Collected data
==*==

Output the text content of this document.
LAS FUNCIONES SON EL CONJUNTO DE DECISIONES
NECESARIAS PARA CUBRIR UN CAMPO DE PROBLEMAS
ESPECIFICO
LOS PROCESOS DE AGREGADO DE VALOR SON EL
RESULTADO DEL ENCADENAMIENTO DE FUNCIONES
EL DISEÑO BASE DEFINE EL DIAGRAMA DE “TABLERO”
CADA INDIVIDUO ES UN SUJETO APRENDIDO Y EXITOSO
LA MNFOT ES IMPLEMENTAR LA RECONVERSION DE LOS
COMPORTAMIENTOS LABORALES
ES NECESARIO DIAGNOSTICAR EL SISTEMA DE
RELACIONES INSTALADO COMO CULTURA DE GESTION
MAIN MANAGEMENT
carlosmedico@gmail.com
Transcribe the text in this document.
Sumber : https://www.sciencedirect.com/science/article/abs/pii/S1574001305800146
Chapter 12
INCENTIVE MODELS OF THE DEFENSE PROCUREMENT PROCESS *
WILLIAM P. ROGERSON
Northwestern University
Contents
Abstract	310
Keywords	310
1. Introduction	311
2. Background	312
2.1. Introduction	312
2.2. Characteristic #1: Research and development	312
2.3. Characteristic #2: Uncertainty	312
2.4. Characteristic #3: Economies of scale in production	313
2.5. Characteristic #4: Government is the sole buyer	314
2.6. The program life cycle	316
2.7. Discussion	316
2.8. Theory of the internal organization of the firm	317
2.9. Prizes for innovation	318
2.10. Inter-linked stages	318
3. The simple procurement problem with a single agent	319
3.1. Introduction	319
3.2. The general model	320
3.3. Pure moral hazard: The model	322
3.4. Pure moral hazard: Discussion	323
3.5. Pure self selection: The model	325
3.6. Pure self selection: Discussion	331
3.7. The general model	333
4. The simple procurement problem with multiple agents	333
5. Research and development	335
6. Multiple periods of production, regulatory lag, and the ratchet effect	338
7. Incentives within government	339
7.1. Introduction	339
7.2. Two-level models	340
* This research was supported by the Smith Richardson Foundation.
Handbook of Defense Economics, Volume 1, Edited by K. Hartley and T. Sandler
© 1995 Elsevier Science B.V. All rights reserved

==*==

DESCRIPTION OF THE TASK =
Copy out each line exactly as written.

WORKED ANSWER =
Output the text content of this document.
LAS FUNCIONES SON EL CONJUNTO DE DECISIONES
NECESARIAS PARA CUBRIR UN CAMPO DE PROBLEMAS
ESPECIFICO
LOS PROCESOS DE AGREGADO DE VALOR SON EL
RESULTADO DEL ENCADENAMIENTO DE FUNCIONES
EL DISEÑO BASE DEFINE EL DIAGRAMA DE “TABLERO”
CADA INDIVIDUO ES UN SUJETO APRENDIDO Y EXITOSO
LA MNFOT ES IMPLEMENTAR LA RECONVERSION DE LOS
COMPORTAMIENTOS LABORALES
ES NECESARIO DIAGNOSTICAR EL SISTEMA DE
RELACIONES INSTALADO COMO CULTURA DE GESTION
MAIN MANAGEMENT
carlosmedico@gmail.com
Transcribe the text in this document.
Sumber : https://www.sciencedirect.com/science/article/abs/pii/S1574001305800146
Chapter 12
INCENTIVE MODELS OF THE DEFENSE PROCUREMENT PROCESS *
WILLIAM P. ROGERSON
Northwestern University
Contents
Abstract	310
Keywords	310
1. Introduction	311
2. Background	312
2.1. Introduction	312
2.2. Characteristic #1: Research and development	312
2.3. Characteristic #2: Uncertainty	312
2.4. Characteristic #3: Economies of scale in production	313
2.5. Characteristic #4: Government is the sole buyer	314
2.6. The program life cycle	316
2.7. Discussion	316
2.8. Theory of the internal organization of the firm	317
2.9. Prizes for innovation	318
2.10. Inter-linked stages	318
3. The simple procurement problem with a single agent	319
3.1. Introduction	319
3.2. The general model	320
3.3. Pure moral hazard: The model	322
3.4. Pure moral hazard: Discussion	323
3.5. Pure self selection: The model	325
3.6. Pure self selection: Discussion	331
3.7. The general model	333
4. The simple procurement problem with multiple agents	333
5. Research and development	335
6. Multiple periods of production, regulatory lag, and the ratchet effect	338
7. Incentives within government	339
7.1. Introduction	339
7.2. Two-level models	340
* This research was supported by the Smith Richardson Foundation.
Handbook of Defense Economics, Volume 1, Edited by K. Hartley and T. Sandler
© 1995 Elsevier Science B.V. All rights reserved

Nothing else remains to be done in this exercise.